Dataset listings of figures
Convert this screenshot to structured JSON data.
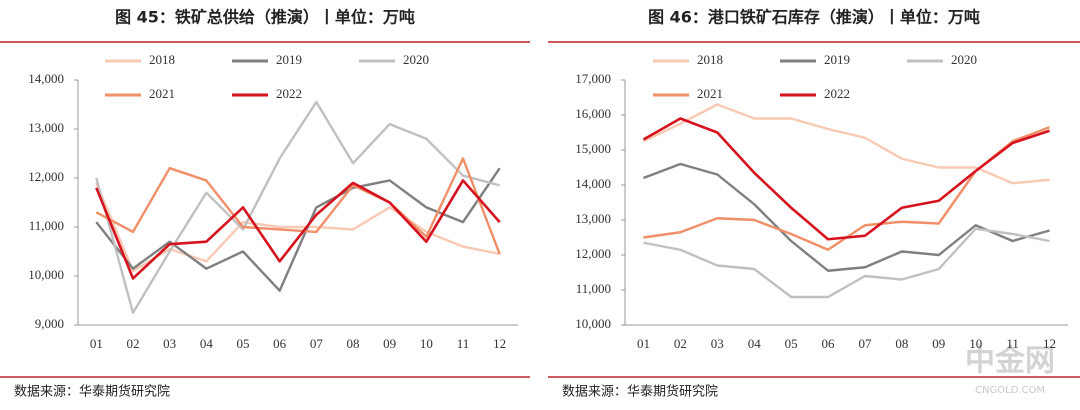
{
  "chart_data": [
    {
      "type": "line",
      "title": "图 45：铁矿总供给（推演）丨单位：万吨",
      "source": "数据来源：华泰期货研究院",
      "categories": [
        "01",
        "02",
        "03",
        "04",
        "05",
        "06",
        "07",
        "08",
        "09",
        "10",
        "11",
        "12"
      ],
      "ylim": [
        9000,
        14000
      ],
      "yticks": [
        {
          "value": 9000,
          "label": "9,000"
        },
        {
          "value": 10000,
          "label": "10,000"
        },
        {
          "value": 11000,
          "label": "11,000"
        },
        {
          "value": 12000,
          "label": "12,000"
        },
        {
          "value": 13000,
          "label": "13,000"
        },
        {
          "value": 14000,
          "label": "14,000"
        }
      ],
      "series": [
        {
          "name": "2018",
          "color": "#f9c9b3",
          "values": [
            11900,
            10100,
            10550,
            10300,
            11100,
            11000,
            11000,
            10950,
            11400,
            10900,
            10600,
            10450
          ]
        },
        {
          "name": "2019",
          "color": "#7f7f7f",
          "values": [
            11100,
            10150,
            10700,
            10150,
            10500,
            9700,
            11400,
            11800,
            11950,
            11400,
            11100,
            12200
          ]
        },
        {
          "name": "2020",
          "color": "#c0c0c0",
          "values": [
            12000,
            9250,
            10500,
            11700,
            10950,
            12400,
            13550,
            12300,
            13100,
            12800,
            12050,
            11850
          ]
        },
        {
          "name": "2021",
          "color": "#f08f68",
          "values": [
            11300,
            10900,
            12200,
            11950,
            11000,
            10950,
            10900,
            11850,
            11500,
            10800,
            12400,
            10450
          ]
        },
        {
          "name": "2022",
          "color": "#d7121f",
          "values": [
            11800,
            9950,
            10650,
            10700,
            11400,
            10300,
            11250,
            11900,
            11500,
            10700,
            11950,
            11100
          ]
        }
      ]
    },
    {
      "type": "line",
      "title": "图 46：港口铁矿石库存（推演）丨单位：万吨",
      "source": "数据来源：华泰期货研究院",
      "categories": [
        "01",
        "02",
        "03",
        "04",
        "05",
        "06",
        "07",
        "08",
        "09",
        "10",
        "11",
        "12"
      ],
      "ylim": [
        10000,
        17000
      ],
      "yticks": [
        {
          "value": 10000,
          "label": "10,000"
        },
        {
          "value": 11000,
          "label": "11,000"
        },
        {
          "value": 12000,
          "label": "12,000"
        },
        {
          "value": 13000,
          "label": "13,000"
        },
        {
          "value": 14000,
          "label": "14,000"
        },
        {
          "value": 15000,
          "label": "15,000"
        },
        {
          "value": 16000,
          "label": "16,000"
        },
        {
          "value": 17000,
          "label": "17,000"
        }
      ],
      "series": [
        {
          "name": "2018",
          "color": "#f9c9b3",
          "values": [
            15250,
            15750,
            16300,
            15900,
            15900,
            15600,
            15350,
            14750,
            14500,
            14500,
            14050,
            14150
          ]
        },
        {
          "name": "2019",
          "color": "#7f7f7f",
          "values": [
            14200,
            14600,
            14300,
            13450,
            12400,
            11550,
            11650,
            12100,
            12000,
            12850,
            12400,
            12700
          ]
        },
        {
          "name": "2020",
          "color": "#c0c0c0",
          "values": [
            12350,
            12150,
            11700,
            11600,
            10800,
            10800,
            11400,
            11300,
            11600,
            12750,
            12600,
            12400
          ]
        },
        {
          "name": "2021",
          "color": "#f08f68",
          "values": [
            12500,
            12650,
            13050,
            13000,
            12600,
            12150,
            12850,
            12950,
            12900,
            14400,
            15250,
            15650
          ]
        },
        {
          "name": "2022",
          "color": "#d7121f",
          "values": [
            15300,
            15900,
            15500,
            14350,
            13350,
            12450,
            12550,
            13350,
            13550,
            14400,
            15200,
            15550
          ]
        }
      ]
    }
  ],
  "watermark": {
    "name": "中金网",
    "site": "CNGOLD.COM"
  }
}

**DIRECTION:**
Check every line of the data above for the string "title", and copy those that have it.

**OUTPUT OF THE EXERCISE:**
      "title": "图 45：铁矿总供给（推演）丨单位：万吨",
      "title": "图 46：港口铁矿石库存（推演）丨单位：万吨",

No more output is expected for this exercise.